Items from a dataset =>
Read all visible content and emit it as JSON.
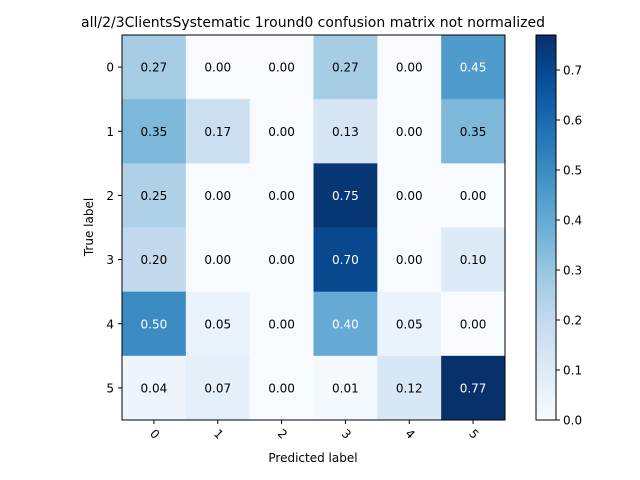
{
  "chart_data": {
    "type": "heatmap",
    "title": "all/2/3ClientsSystematic 1round0 confusion matrix not normalized",
    "xlabel": "Predicted label",
    "ylabel": "True label",
    "x_categories": [
      "0",
      "1",
      "2",
      "3",
      "4",
      "5"
    ],
    "y_categories": [
      "0",
      "1",
      "2",
      "3",
      "4",
      "5"
    ],
    "values": [
      [
        0.27,
        0.0,
        0.0,
        0.27,
        0.0,
        0.45
      ],
      [
        0.35,
        0.17,
        0.0,
        0.13,
        0.0,
        0.35
      ],
      [
        0.25,
        0.0,
        0.0,
        0.75,
        0.0,
        0.0
      ],
      [
        0.2,
        0.0,
        0.0,
        0.7,
        0.0,
        0.1
      ],
      [
        0.5,
        0.05,
        0.0,
        0.4,
        0.05,
        0.0
      ],
      [
        0.04,
        0.07,
        0.0,
        0.01,
        0.12,
        0.77
      ]
    ],
    "cell_labels": [
      [
        "0.27",
        "0.00",
        "0.00",
        "0.27",
        "0.00",
        "0.45"
      ],
      [
        "0.35",
        "0.17",
        "0.00",
        "0.13",
        "0.00",
        "0.35"
      ],
      [
        "0.25",
        "0.00",
        "0.00",
        "0.75",
        "0.00",
        "0.00"
      ],
      [
        "0.20",
        "0.00",
        "0.00",
        "0.70",
        "0.00",
        "0.10"
      ],
      [
        "0.50",
        "0.05",
        "0.00",
        "0.40",
        "0.05",
        "0.00"
      ],
      [
        "0.04",
        "0.07",
        "0.00",
        "0.01",
        "0.12",
        "0.77"
      ]
    ],
    "colormap": "Blues",
    "colorbar_range": [
      0,
      0.77
    ],
    "colorbar_ticks": [
      0.0,
      0.1,
      0.2,
      0.3,
      0.4,
      0.5,
      0.6,
      0.7
    ],
    "colorbar_tick_labels": [
      "0.0",
      "0.1",
      "0.2",
      "0.3",
      "0.4",
      "0.5",
      "0.6",
      "0.7"
    ],
    "colorbar_placement": "right",
    "x_tick_rotation": 45,
    "text_color_light": "#ffffff",
    "text_color_dark": "#000000"
  }
}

Instructions to follow =>
Leave out the pictures and output the rest of the material exactly as written.

Finished exercise =>
Read all visible content and emit it as JSON.
{
  "chart_data": {
    "type": "heatmap",
    "title": "all/2/3ClientsSystematic 1round0 confusion matrix not normalized",
    "xlabel": "Predicted label",
    "ylabel": "True label",
    "x_categories": [
      "0",
      "1",
      "2",
      "3",
      "4",
      "5"
    ],
    "y_categories": [
      "0",
      "1",
      "2",
      "3",
      "4",
      "5"
    ],
    "values": [
      [
        0.27,
        0.0,
        0.0,
        0.27,
        0.0,
        0.45
      ],
      [
        0.35,
        0.17,
        0.0,
        0.13,
        0.0,
        0.35
      ],
      [
        0.25,
        0.0,
        0.0,
        0.75,
        0.0,
        0.0
      ],
      [
        0.2,
        0.0,
        0.0,
        0.7,
        0.0,
        0.1
      ],
      [
        0.5,
        0.05,
        0.0,
        0.4,
        0.05,
        0.0
      ],
      [
        0.04,
        0.07,
        0.0,
        0.01,
        0.12,
        0.77
      ]
    ],
    "cell_labels": [
      [
        "0.27",
        "0.00",
        "0.00",
        "0.27",
        "0.00",
        "0.45"
      ],
      [
        "0.35",
        "0.17",
        "0.00",
        "0.13",
        "0.00",
        "0.35"
      ],
      [
        "0.25",
        "0.00",
        "0.00",
        "0.75",
        "0.00",
        "0.00"
      ],
      [
        "0.20",
        "0.00",
        "0.00",
        "0.70",
        "0.00",
        "0.10"
      ],
      [
        "0.50",
        "0.05",
        "0.00",
        "0.40",
        "0.05",
        "0.00"
      ],
      [
        "0.04",
        "0.07",
        "0.00",
        "0.01",
        "0.12",
        "0.77"
      ]
    ],
    "colormap": "Blues",
    "colorbar_range": [
      0,
      0.77
    ],
    "colorbar_ticks": [
      0.0,
      0.1,
      0.2,
      0.3,
      0.4,
      0.5,
      0.6,
      0.7
    ],
    "colorbar_tick_labels": [
      "0.0",
      "0.1",
      "0.2",
      "0.3",
      "0.4",
      "0.5",
      "0.6",
      "0.7"
    ],
    "colorbar_placement": "right",
    "x_tick_rotation": 45,
    "text_color_light": "#ffffff",
    "text_color_dark": "#000000"
  }
}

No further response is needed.